◆ EXERCISE INSTRUCTIONS
Go through the entries below and pick out every line with "cows".

··· ROWS ···

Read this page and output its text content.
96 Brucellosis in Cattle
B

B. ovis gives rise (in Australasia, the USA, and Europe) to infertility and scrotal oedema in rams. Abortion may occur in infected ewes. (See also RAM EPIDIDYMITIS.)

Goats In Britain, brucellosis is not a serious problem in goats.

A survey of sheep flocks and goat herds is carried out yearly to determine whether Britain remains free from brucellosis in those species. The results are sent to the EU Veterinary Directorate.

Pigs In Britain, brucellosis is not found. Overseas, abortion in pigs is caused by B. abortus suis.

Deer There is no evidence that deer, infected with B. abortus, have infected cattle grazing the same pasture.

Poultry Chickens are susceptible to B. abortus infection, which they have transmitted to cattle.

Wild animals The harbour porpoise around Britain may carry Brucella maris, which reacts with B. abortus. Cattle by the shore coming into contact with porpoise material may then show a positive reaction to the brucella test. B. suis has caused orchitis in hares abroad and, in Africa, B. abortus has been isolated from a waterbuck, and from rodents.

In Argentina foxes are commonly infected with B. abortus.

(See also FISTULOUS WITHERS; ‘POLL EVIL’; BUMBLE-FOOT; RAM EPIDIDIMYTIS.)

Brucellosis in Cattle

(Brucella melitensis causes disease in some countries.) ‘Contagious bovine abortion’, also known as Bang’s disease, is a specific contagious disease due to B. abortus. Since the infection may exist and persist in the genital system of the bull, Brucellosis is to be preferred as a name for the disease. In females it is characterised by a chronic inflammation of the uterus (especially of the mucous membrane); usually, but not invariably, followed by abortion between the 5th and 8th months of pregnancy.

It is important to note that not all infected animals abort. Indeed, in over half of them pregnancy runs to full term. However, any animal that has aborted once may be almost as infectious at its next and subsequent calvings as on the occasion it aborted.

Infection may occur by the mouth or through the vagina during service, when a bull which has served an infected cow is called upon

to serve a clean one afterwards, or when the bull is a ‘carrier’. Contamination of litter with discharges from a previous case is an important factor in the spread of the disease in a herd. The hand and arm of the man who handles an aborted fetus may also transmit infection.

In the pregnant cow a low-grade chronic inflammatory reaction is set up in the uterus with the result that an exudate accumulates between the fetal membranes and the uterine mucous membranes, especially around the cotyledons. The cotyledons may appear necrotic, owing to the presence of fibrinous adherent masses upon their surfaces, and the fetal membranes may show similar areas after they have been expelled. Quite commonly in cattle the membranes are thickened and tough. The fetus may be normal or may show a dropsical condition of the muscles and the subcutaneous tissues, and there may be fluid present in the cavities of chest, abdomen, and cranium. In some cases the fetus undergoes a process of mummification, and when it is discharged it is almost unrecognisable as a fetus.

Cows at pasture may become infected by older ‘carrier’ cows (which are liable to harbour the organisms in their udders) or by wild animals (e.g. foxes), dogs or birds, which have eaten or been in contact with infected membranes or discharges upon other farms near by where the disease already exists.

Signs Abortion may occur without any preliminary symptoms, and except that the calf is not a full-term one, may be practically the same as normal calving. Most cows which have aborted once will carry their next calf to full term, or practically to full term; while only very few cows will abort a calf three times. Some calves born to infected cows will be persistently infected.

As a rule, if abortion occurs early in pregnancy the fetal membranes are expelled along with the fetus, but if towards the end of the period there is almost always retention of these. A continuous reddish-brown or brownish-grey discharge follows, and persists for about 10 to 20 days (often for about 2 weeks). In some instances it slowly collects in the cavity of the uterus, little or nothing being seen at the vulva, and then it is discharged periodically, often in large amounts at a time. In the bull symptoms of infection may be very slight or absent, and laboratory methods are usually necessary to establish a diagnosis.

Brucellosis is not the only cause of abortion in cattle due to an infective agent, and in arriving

···

◆ WORKED ANSWER
Cows at pasture may become infected by older ‘carrier’ cows (which are liable to harbour the organisms in their udders) or by wild animals (e.g. foxes), dogs or birds, which have eaten or been in contact with infected membranes or discharges upon other farms near by where the disease already exists.
Signs Abortion may occur without any preliminary symptoms, and except that the calf is not a full-term one, may be practically the same as normal calving. Most cows which have aborted once will carry their next calf to full term, or practically to full term; while only very few cows will abort a calf three times. Some calves born to infected cows will be persistently infected.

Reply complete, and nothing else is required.